> Written exercise
Copy each line of the listing below exactly.

> Supplied data
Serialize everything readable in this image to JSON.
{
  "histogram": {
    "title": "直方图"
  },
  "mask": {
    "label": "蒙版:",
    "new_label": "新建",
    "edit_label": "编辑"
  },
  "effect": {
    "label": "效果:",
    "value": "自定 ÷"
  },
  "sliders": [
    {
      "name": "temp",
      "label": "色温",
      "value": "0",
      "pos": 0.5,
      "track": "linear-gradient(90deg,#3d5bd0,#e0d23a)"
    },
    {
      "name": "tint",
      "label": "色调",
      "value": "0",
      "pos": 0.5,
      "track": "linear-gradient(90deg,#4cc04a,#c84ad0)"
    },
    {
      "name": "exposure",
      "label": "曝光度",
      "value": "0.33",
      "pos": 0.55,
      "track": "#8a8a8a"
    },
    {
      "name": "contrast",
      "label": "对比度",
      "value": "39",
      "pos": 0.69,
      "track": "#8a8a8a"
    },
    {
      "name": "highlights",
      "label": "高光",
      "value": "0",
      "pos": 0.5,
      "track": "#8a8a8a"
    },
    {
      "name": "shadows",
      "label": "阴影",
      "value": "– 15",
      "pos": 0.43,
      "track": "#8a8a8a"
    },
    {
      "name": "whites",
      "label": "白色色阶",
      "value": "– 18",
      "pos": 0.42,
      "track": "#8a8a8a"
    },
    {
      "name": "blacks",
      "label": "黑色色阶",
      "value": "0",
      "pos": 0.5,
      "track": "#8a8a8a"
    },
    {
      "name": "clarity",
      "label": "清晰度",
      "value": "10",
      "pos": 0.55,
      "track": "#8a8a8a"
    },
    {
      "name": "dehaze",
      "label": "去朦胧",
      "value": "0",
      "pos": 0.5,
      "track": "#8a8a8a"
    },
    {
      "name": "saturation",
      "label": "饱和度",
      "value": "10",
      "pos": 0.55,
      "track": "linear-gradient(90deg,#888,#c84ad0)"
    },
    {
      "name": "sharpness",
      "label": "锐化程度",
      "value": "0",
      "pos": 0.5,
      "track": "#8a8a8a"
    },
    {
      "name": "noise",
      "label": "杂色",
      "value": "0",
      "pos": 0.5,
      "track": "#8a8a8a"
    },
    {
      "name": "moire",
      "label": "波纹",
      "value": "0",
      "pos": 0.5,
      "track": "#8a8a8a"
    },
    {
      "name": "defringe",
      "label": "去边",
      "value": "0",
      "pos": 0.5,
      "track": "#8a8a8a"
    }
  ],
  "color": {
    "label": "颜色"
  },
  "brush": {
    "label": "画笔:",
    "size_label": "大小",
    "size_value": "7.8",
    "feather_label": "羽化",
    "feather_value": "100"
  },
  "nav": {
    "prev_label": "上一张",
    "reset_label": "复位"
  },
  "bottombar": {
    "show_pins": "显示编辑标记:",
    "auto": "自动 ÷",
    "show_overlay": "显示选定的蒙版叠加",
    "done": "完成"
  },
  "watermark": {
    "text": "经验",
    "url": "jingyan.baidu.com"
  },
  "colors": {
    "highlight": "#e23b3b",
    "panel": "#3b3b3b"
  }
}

> The response
Serialize everything readable in this image to JSON.
{
  "histogram": {
    "title": "直方图"
  },
  "mask": {
    "label": "蒙版:",
    "new_label": "新建",
    "edit_label": "编辑"
  },
  "effect": {
    "label": "效果:",
    "value": "自定 ÷"
  },
  "sliders": [
    {
      "name": "temp",
      "label": "色温",
      "value": "0",
      "pos": 0.5,
      "track": "linear-gradient(90deg,#3d5bd0,#e0d23a)"
    },
    {
      "name": "tint",
      "label": "色调",
      "value": "0",
      "pos": 0.5,
      "track": "linear-gradient(90deg,#4cc04a,#c84ad0)"
    },
    {
      "name": "exposure",
      "label": "曝光度",
      "value": "0.33",
      "pos": 0.55,
      "track": "#8a8a8a"
    },
    {
      "name": "contrast",
      "label": "对比度",
      "value": "39",
      "pos": 0.69,
      "track": "#8a8a8a"
    },
    {
      "name": "highlights",
      "label": "高光",
      "value": "0",
      "pos": 0.5,
      "track": "#8a8a8a"
    },
    {
      "name": "shadows",
      "label": "阴影",
      "value": "– 15",
      "pos": 0.43,
      "track": "#8a8a8a"
    },
    {
      "name": "whites",
      "label": "白色色阶",
      "value": "– 18",
      "pos": 0.42,
      "track": "#8a8a8a"
    },
    {
      "name": "blacks",
      "label": "黑色色阶",
      "value": "0",
      "pos": 0.5,
      "track": "#8a8a8a"
    },
    {
      "name": "clarity",
      "label": "清晰度",
      "value": "10",
      "pos": 0.55,
      "track": "#8a8a8a"
    },
    {
      "name": "dehaze",
      "label": "去朦胧",
      "value": "0",
      "pos": 0.5,
      "track": "#8a8a8a"
    },
    {
      "name": "saturation",
      "label": "饱和度",
      "value": "10",
      "pos": 0.55,
      "track": "linear-gradient(90deg,#888,#c84ad0)"
    },
    {
      "name": "sharpness",
      "label": "锐化程度",
      "value": "0",
      "pos": 0.5,
      "track": "#8a8a8a"
    },
    {
      "name": "noise",
      "label": "杂色",
      "value": "0",
      "pos": 0.5,
      "track": "#8a8a8a"
    },
    {
      "name": "moire",
      "label": "波纹",
      "value": "0",
      "pos": 0.5,
      "track": "#8a8a8a"
    },
    {
      "name": "defringe",
      "label": "去边",
      "value": "0",
      "pos": 0.5,
      "track": "#8a8a8a"
    }
  ],
  "color": {
    "label": "颜色"
  },
  "brush": {
    "label": "画笔:",
    "size_label": "大小",
    "size_value": "7.8",
    "feather_label": "羽化",
    "feather_value": "100"
  },
  "nav": {
    "prev_label": "上一张",
    "reset_label": "复位"
  },
  "bottombar": {
    "show_pins": "显示编辑标记:",
    "auto": "自动 ÷",
    "show_overlay": "显示选定的蒙版叠加",
    "done": "完成"
  },
  "watermark": {
    "text": "经验",
    "url": "jingyan.baidu.com"
  },
  "colors": {
    "highlight": "#e23b3b",
    "panel": "#3b3b3b"
  }
}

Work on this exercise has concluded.